═════ DATA FOR THE TASK ═════

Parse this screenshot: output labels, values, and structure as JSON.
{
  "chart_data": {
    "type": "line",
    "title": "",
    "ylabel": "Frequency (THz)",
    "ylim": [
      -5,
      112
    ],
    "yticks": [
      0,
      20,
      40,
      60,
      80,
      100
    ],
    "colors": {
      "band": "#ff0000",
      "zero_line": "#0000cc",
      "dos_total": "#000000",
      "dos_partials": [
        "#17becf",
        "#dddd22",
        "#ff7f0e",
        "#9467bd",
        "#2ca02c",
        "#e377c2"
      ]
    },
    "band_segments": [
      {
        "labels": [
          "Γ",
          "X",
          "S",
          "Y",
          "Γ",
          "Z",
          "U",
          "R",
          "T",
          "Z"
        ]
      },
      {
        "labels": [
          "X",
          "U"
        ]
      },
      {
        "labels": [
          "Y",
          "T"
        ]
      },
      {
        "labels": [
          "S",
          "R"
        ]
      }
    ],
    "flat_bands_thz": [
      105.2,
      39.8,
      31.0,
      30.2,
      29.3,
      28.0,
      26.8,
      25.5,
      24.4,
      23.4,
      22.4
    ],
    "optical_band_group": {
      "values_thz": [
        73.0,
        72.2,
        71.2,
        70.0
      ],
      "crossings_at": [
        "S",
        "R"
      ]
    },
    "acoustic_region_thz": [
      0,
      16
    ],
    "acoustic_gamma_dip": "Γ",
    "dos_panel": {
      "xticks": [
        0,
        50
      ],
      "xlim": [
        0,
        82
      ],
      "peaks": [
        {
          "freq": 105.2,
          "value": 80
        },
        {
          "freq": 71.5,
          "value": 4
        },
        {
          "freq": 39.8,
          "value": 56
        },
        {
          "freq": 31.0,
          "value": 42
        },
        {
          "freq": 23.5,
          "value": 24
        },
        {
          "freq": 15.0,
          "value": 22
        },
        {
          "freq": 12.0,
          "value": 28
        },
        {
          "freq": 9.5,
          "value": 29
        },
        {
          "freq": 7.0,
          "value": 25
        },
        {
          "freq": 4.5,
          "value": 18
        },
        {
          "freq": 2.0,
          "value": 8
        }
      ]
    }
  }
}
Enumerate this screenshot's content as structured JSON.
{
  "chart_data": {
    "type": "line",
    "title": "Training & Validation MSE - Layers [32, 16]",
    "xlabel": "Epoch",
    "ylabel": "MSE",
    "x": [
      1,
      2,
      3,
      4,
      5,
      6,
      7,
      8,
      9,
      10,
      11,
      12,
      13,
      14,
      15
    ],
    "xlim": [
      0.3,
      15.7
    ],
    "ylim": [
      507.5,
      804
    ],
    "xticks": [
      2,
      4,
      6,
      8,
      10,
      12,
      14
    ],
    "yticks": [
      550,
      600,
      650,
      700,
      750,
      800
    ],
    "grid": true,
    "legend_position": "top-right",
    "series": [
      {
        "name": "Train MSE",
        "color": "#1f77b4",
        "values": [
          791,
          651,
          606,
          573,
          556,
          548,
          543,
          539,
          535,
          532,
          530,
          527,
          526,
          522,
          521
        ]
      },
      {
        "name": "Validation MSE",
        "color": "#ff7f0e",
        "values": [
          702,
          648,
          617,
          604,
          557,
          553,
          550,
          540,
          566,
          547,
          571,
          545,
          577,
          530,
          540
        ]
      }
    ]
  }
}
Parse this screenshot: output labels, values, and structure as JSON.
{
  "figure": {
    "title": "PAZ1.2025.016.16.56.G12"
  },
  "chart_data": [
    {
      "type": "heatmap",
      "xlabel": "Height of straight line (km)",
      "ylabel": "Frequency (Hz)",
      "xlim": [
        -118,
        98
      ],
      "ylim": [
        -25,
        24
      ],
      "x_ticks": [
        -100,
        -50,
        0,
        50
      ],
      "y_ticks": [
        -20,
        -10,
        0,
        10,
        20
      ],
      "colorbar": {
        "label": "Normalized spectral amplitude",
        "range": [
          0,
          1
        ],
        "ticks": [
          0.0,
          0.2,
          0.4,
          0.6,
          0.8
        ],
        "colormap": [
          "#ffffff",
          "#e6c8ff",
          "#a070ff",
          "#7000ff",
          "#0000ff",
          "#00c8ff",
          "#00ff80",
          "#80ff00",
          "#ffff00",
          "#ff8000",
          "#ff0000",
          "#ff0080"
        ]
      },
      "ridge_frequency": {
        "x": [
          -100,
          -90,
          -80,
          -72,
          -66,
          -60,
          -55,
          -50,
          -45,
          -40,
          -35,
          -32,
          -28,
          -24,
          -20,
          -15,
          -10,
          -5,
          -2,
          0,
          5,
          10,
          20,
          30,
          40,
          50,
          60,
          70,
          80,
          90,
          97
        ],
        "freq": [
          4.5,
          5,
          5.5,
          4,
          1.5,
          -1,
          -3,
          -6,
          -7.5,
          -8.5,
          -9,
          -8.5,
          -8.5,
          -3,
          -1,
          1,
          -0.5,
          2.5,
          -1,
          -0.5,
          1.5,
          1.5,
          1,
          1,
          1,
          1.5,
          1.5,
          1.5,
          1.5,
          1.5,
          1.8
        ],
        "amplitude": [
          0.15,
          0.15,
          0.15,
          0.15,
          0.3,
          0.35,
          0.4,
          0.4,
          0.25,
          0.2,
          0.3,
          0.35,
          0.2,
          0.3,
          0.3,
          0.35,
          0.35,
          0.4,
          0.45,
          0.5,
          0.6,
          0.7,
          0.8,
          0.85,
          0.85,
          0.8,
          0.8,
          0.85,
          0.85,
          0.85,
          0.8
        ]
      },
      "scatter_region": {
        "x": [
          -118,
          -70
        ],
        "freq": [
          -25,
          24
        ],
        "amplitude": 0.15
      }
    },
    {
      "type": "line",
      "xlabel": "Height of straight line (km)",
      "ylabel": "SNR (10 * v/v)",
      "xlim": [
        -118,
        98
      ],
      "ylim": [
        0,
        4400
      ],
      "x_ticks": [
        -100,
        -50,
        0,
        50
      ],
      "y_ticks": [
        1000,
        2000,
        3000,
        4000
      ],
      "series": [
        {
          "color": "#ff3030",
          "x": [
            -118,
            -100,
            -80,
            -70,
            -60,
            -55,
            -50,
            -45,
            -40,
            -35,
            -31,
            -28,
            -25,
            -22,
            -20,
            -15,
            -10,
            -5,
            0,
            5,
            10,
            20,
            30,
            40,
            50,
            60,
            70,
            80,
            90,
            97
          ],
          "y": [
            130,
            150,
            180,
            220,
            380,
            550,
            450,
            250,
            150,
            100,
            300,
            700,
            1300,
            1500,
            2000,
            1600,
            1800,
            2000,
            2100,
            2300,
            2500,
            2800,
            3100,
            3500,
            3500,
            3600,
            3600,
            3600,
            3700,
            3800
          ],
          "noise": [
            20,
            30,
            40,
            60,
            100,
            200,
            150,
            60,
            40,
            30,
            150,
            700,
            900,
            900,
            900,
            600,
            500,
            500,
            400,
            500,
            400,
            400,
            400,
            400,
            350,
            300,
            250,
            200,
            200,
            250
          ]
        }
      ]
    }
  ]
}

═════

SET PROBLEM: Exactly as shown, repeat every record.

EXERCISE RESULT:
Parse this screenshot: output labels, values, and structure as JSON.
{
  "chart_data": {
    "type": "line",
    "title": "",
    "ylabel": "Frequency (THz)",
    "ylim": [
      -5,
      112
    ],
    "yticks": [
      0,
      20,
      40,
      60,
      80,
      100
    ],
    "colors": {
      "band": "#ff0000",
      "zero_line": "#0000cc",
      "dos_total": "#000000",
      "dos_partials": [
        "#17becf",
        "#dddd22",
        "#ff7f0e",
        "#9467bd",
        "#2ca02c",
        "#e377c2"
      ]
    },
    "band_segments": [
      {
        "labels": [
          "Γ",
          "X",
          "S",
          "Y",
          "Γ",
          "Z",
          "U",
          "R",
          "T",
          "Z"
        ]
      },
      {
        "labels": [
          "X",
          "U"
        ]
      },
      {
        "labels": [
          "Y",
          "T"
        ]
      },
      {
        "labels": [
          "S",
          "R"
        ]
      }
    ],
    "flat_bands_thz": [
      105.2,
      39.8,
      31.0,
      30.2,
      29.3,
      28.0,
      26.8,
      25.5,
      24.4,
      23.4,
      22.4
    ],
    "optical_band_group": {
      "values_thz": [
        73.0,
        72.2,
        71.2,
        70.0
      ],
      "crossings_at": [
        "S",
        "R"
      ]
    },
    "acoustic_region_thz": [
      0,
      16
    ],
    "acoustic_gamma_dip": "Γ",
    "dos_panel": {
      "xticks": [
        0,
        50
      ],
      "xlim": [
        0,
        82
      ],
      "peaks": [
        {
          "freq": 105.2,
          "value": 80
        },
        {
          "freq": 71.5,
          "value": 4
        },
        {
          "freq": 39.8,
          "value": 56
        },
        {
          "freq": 31.0,
          "value": 42
        },
        {
          "freq": 23.5,
          "value": 24
        },
        {
          "freq": 15.0,
          "value": 22
        },
        {
          "freq": 12.0,
          "value": 28
        },
        {
          "freq": 9.5,
          "value": 29
        },
        {
          "freq": 7.0,
          "value": 25
        },
        {
          "freq": 4.5,
          "value": 18
        },
        {
          "freq": 2.0,
          "value": 8
        }
      ]
    }
  }
}
Enumerate this screenshot's content as structured JSON.
{
  "chart_data": {
    "type": "line",
    "title": "Training & Validation MSE - Layers [32, 16]",
    "xlabel": "Epoch",
    "ylabel": "MSE",
    "x": [
      1,
      2,
      3,
      4,
      5,
      6,
      7,
      8,
      9,
      10,
      11,
      12,
      13,
      14,
      15
    ],
    "xlim": [
      0.3,
      15.7
    ],
    "ylim": [
      507.5,
      804
    ],
    "xticks": [
      2,
      4,
      6,
      8,
      10,
      12,
      14
    ],
    "yticks": [
      550,
      600,
      650,
      700,
      750,
      800
    ],
    "grid": true,
    "legend_position": "top-right",
    "series": [
      {
        "name": "Train MSE",
        "color": "#1f77b4",
        "values": [
          791,
          651,
          606,
          573,
          556,
          548,
          543,
          539,
          535,
          532,
          530,
          527,
          526,
          522,
          521
        ]
      },
      {
        "name": "Validation MSE",
        "color": "#ff7f0e",
        "values": [
          702,
          648,
          617,
          604,
          557,
          553,
          550,
          540,
          566,
          547,
          571,
          545,
          577,
          530,
          540
        ]
      }
    ]
  }
}
Parse this screenshot: output labels, values, and structure as JSON.
{
  "figure": {
    "title": "PAZ1.2025.016.16.56.G12"
  },
  "chart_data": [
    {
      "type": "heatmap",
      "xlabel": "Height of straight line (km)",
      "ylabel": "Frequency (Hz)",
      "xlim": [
        -118,
        98
      ],
      "ylim": [
        -25,
        24
      ],
      "x_ticks": [
        -100,
        -50,
        0,
        50
      ],
      "y_ticks": [
        -20,
        -10,
        0,
        10,
        20
      ],
      "colorbar": {
        "label": "Normalized spectral amplitude",
        "range": [
          0,
          1
        ],
        "ticks": [
          0.0,
          0.2,
          0.4,
          0.6,
          0.8
        ],
        "colormap": [
          "#ffffff",
          "#e6c8ff",
          "#a070ff",
          "#7000ff",
          "#0000ff",
          "#00c8ff",
          "#00ff80",
          "#80ff00",
          "#ffff00",
          "#ff8000",
          "#ff0000",
          "#ff0080"
        ]
      },
      "ridge_frequency": {
        "x": [
          -100,
          -90,
          -80,
          -72,
          -66,
          -60,
          -55,
          -50,
          -45,
          -40,
          -35,
          -32,
          -28,
          -24,
          -20,
          -15,
          -10,
          -5,
          -2,
          0,
          5,
          10,
          20,
          30,
          40,
          50,
          60,
          70,
          80,
          90,
          97
        ],
        "freq": [
          4.5,
          5,
          5.5,
          4,
          1.5,
          -1,
          -3,
          -6,
          -7.5,
          -8.5,
          -9,
          -8.5,
          -8.5,
          -3,
          -1,
          1,
          -0.5,
          2.5,
          -1,
          -0.5,
          1.5,
          1.5,
          1,
          1,
          1,
          1.5,
          1.5,
          1.5,
          1.5,
          1.5,
          1.8
        ],
        "amplitude": [
          0.15,
          0.15,
          0.15,
          0.15,
          0.3,
          0.35,
          0.4,
          0.4,
          0.25,
          0.2,
          0.3,
          0.35,
          0.2,
          0.3,
          0.3,
          0.35,
          0.35,
          0.4,
          0.45,
          0.5,
          0.6,
          0.7,
          0.8,
          0.85,
          0.85,
          0.8,
          0.8,
          0.85,
          0.85,
          0.85,
          0.8
        ]
      },
      "scatter_region": {
        "x": [
          -118,
          -70
        ],
        "freq": [
          -25,
          24
        ],
        "amplitude": 0.15
      }
    },
    {
      "type": "line",
      "xlabel": "Height of straight line (km)",
      "ylabel": "SNR (10 * v/v)",
      "xlim": [
        -118,
        98
      ],
      "ylim": [
        0,
        4400
      ],
      "x_ticks": [
        -100,
        -50,
        0,
        50
      ],
      "y_ticks": [
        1000,
        2000,
        3000,
        4000
      ],
      "series": [
        {
          "color": "#ff3030",
          "x": [
            -118,
            -100,
            -80,
            -70,
            -60,
            -55,
            -50,
            -45,
            -40,
            -35,
            -31,
            -28,
            -25,
            -22,
            -20,
            -15,
            -10,
            -5,
            0,
            5,
            10,
            20,
            30,
            40,
            50,
            60,
            70,
            80,
            90,
            97
          ],
          "y": [
            130,
            150,
            180,
            220,
            380,
            550,
            450,
            250,
            150,
            100,
            300,
            700,
            1300,
            1500,
            2000,
            1600,
            1800,
            2000,
            2100,
            2300,
            2500,
            2800,
            3100,
            3500,
            3500,
            3600,
            3600,
            3600,
            3700,
            3800
          ],
          "noise": [
            20,
            30,
            40,
            60,
            100,
            200,
            150,
            60,
            40,
            30,
            150,
            700,
            900,
            900,
            900,
            600,
            500,
            500,
            400,
            500,
            400,
            400,
            400,
            400,
            350,
            300,
            250,
            200,
            200,
            250
          ]
        }
      ]
    }
  ]
}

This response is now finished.